━━ INFORMATION PROVIDED

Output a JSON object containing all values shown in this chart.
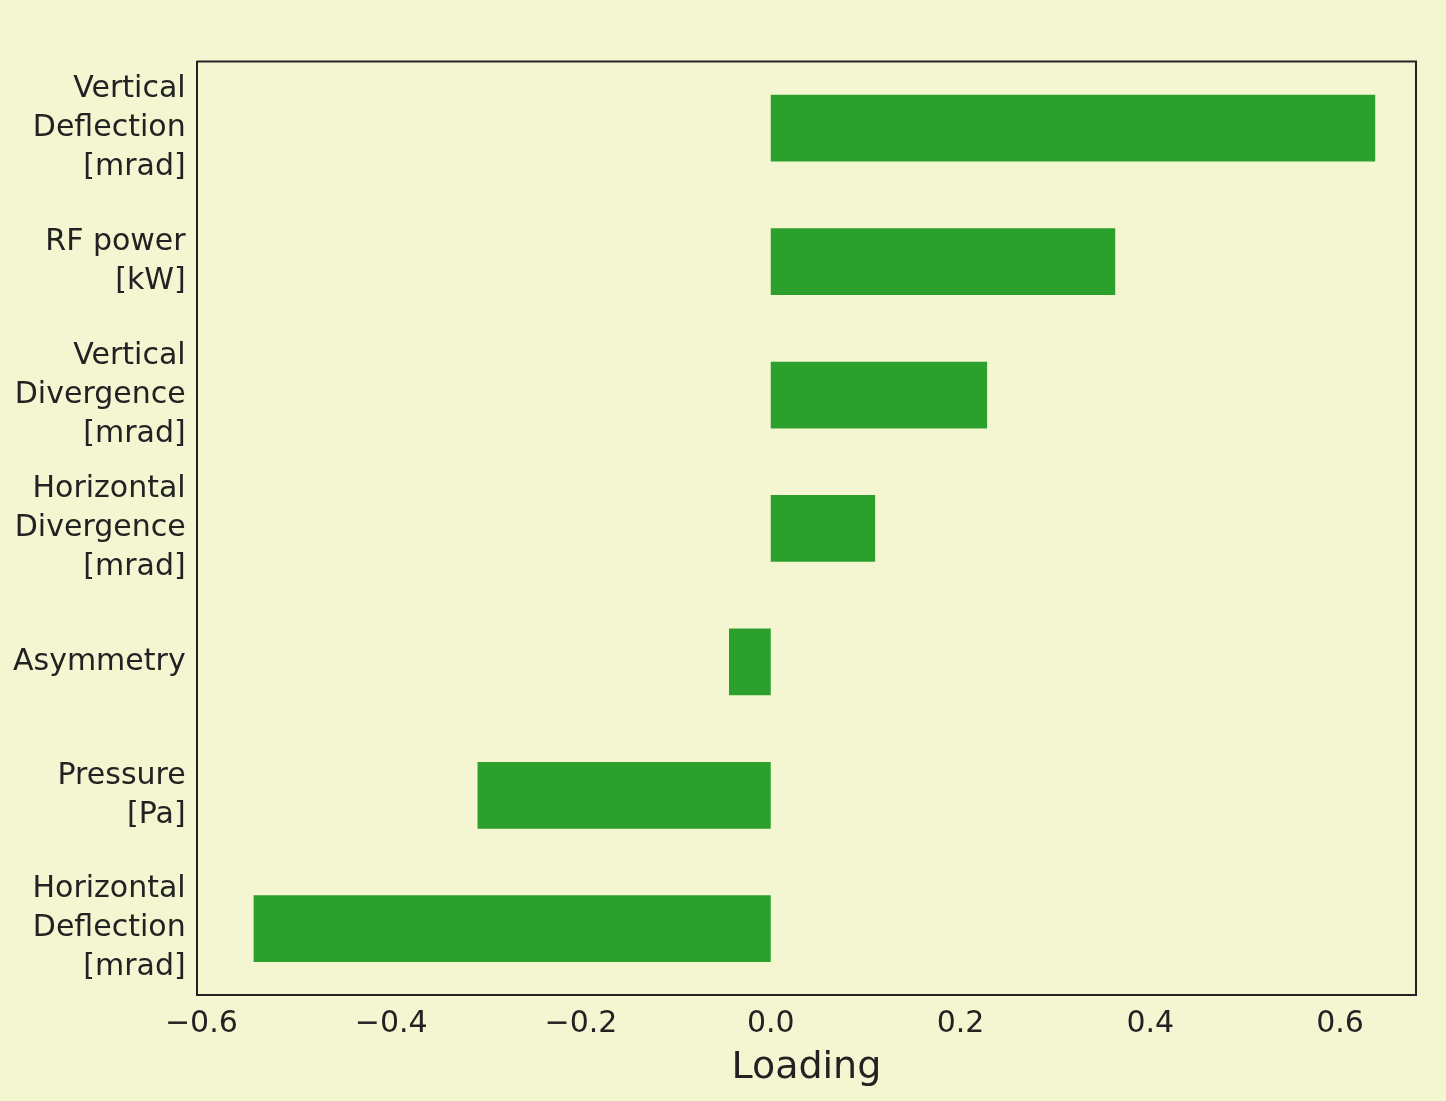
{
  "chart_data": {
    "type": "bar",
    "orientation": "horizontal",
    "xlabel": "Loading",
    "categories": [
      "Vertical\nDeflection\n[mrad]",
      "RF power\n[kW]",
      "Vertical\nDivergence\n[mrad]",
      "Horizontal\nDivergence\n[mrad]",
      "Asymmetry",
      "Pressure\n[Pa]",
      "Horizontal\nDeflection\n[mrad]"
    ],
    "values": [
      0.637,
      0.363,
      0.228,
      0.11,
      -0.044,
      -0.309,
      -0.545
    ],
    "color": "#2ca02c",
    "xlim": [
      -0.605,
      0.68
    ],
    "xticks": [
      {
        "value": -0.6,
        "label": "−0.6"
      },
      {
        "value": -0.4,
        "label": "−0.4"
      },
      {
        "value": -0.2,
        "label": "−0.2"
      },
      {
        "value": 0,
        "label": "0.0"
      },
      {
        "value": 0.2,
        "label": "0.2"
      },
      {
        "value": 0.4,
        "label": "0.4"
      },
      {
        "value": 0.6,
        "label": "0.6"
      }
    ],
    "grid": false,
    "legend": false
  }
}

━━━━

GIVEN EXERCISE —
In the material above, find each line that contains the word "nDeflection", and select it.

WRITTEN RESPONSE —
      "Vertical\nDeflection\n[mrad]",
      "Horizontal\nDeflection\n[mrad]"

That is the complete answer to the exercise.